- _Task_
Take from the listing each line that has the string "кезде".

- _Provided data_
━━━━━━━━━━━━━━━━
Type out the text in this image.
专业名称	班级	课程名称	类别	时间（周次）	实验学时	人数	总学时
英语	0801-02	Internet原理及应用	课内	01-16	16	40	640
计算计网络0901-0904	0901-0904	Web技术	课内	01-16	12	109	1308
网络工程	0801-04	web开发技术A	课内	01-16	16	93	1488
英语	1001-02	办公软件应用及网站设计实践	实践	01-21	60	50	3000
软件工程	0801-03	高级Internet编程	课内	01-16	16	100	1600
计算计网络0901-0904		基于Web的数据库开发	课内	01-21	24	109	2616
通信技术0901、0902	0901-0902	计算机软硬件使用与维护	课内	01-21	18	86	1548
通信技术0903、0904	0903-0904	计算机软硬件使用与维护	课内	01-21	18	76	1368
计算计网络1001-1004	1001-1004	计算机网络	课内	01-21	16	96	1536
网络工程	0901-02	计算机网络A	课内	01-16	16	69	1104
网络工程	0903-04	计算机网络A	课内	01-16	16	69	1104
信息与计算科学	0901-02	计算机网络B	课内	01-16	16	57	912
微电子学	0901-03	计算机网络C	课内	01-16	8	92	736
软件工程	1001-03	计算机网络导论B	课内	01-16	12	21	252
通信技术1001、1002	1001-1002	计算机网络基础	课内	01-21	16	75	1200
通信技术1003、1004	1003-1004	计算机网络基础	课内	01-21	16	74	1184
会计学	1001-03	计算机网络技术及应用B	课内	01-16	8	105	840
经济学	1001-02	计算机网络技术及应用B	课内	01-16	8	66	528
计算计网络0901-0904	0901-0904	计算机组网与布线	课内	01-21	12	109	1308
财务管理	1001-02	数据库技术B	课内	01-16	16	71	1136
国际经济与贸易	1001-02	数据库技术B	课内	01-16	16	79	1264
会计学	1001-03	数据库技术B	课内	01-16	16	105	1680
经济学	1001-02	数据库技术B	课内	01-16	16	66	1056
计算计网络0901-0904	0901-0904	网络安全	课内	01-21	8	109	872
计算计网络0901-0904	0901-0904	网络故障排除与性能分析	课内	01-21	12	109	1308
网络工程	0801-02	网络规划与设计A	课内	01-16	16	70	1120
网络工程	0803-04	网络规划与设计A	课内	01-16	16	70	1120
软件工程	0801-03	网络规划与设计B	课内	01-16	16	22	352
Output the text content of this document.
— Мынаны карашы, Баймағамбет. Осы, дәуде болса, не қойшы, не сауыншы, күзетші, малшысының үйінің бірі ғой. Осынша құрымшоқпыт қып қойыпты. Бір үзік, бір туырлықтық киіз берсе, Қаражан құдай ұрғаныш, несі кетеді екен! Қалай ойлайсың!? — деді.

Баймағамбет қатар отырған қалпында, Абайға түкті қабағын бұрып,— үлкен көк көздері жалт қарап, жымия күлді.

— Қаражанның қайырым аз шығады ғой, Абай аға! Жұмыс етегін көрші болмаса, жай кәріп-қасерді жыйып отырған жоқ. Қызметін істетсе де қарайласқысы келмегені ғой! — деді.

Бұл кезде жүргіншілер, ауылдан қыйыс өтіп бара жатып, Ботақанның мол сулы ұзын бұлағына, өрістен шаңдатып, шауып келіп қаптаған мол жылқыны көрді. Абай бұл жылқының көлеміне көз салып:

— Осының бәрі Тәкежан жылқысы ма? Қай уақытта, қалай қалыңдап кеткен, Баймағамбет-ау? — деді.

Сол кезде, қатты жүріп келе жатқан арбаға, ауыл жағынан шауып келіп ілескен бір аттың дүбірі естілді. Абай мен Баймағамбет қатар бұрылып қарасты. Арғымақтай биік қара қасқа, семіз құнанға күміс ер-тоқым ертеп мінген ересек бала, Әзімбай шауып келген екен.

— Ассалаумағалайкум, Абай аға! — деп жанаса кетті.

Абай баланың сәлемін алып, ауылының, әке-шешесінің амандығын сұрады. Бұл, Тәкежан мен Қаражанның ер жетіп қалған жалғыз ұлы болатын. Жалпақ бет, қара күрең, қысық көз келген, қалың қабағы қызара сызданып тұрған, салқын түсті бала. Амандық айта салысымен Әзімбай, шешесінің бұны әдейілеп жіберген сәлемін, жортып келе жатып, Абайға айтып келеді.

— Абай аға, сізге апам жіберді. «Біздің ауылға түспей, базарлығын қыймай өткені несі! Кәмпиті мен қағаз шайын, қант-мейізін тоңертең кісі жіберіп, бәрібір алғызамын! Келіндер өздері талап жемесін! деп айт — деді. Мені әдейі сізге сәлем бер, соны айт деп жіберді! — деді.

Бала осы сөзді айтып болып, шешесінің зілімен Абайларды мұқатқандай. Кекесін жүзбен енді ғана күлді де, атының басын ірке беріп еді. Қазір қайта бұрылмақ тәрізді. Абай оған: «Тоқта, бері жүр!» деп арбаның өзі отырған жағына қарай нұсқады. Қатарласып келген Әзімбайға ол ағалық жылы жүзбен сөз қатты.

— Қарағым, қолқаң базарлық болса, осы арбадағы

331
━━━━━━━━━━━━━━━━
- _Worked answer_
Бұл кезде жүргіншілер, ауылдан қыйыс өтіп бара жатып, Ботақанның мол сулы ұзын бұлағына, өрістен шаңдатып, шауып келіп қаптаған мол жылқыны көрді. Абай бұл жылқының көлеміне көз салып:
Сол кезде, қатты жүріп келе жатқан арбаға, ауыл жағынан шауып келіп ілескен бір аттың дүбірі естілді. Абай мен Баймағамбет қатар бұрылып қарасты. Арғымақтай биік қара қасқа, семіз құнанға күміс ер-тоқым ертеп мінген ересек бала, Әзімбай шауып келген екен.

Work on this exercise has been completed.